> Written exercise: Copy out all the lines exactly. Omit pictures.

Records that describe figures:
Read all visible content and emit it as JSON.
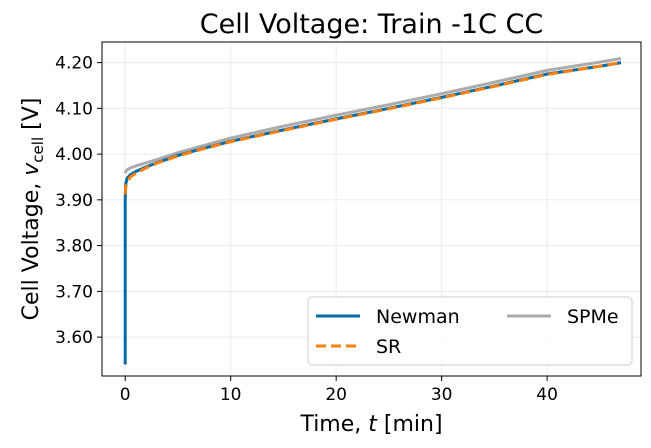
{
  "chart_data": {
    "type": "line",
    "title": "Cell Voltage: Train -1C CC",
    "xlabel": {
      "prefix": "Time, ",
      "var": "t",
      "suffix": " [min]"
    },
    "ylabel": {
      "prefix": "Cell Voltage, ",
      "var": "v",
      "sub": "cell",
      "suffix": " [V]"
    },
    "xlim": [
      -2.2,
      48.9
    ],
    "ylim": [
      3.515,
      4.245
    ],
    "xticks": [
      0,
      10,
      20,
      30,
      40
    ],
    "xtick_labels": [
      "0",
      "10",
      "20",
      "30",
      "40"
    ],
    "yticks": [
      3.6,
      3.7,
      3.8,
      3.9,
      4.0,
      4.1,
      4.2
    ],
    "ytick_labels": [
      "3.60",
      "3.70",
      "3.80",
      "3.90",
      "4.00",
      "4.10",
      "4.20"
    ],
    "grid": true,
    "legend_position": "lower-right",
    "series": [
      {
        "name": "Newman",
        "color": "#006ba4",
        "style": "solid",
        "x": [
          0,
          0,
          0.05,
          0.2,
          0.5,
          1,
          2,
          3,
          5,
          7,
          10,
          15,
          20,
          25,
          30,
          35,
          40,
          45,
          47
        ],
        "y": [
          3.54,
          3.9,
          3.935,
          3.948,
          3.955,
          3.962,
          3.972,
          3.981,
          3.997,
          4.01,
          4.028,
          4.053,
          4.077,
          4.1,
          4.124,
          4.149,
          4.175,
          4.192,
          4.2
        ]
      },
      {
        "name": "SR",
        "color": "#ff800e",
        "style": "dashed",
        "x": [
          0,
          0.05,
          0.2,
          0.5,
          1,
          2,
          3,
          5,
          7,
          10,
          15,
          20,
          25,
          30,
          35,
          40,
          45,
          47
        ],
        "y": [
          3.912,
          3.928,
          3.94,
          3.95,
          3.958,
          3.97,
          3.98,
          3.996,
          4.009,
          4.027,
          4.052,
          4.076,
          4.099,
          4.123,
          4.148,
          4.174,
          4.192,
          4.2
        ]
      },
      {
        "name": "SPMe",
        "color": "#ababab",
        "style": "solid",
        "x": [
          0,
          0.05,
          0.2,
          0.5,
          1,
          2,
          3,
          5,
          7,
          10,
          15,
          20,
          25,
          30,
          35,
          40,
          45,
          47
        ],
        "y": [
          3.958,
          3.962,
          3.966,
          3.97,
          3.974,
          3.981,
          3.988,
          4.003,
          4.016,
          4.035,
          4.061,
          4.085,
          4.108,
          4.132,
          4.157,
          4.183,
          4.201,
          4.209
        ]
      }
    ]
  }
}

> Exercise response:
Read all visible content and emit it as JSON.
{
  "chart_data": {
    "type": "line",
    "title": "Cell Voltage: Train -1C CC",
    "xlabel": {
      "prefix": "Time, ",
      "var": "t",
      "suffix": " [min]"
    },
    "ylabel": {
      "prefix": "Cell Voltage, ",
      "var": "v",
      "sub": "cell",
      "suffix": " [V]"
    },
    "xlim": [
      -2.2,
      48.9
    ],
    "ylim": [
      3.515,
      4.245
    ],
    "xticks": [
      0,
      10,
      20,
      30,
      40
    ],
    "xtick_labels": [
      "0",
      "10",
      "20",
      "30",
      "40"
    ],
    "yticks": [
      3.6,
      3.7,
      3.8,
      3.9,
      4.0,
      4.1,
      4.2
    ],
    "ytick_labels": [
      "3.60",
      "3.70",
      "3.80",
      "3.90",
      "4.00",
      "4.10",
      "4.20"
    ],
    "grid": true,
    "legend_position": "lower-right",
    "series": [
      {
        "name": "Newman",
        "color": "#006ba4",
        "style": "solid",
        "x": [
          0,
          0,
          0.05,
          0.2,
          0.5,
          1,
          2,
          3,
          5,
          7,
          10,
          15,
          20,
          25,
          30,
          35,
          40,
          45,
          47
        ],
        "y": [
          3.54,
          3.9,
          3.935,
          3.948,
          3.955,
          3.962,
          3.972,
          3.981,
          3.997,
          4.01,
          4.028,
          4.053,
          4.077,
          4.1,
          4.124,
          4.149,
          4.175,
          4.192,
          4.2
        ]
      },
      {
        "name": "SR",
        "color": "#ff800e",
        "style": "dashed",
        "x": [
          0,
          0.05,
          0.2,
          0.5,
          1,
          2,
          3,
          5,
          7,
          10,
          15,
          20,
          25,
          30,
          35,
          40,
          45,
          47
        ],
        "y": [
          3.912,
          3.928,
          3.94,
          3.95,
          3.958,
          3.97,
          3.98,
          3.996,
          4.009,
          4.027,
          4.052,
          4.076,
          4.099,
          4.123,
          4.148,
          4.174,
          4.192,
          4.2
        ]
      },
      {
        "name": "SPMe",
        "color": "#ababab",
        "style": "solid",
        "x": [
          0,
          0.05,
          0.2,
          0.5,
          1,
          2,
          3,
          5,
          7,
          10,
          15,
          20,
          25,
          30,
          35,
          40,
          45,
          47
        ],
        "y": [
          3.958,
          3.962,
          3.966,
          3.97,
          3.974,
          3.981,
          3.988,
          4.003,
          4.016,
          4.035,
          4.061,
          4.085,
          4.108,
          4.132,
          4.157,
          4.183,
          4.201,
          4.209
        ]
      }
    ]
  }
}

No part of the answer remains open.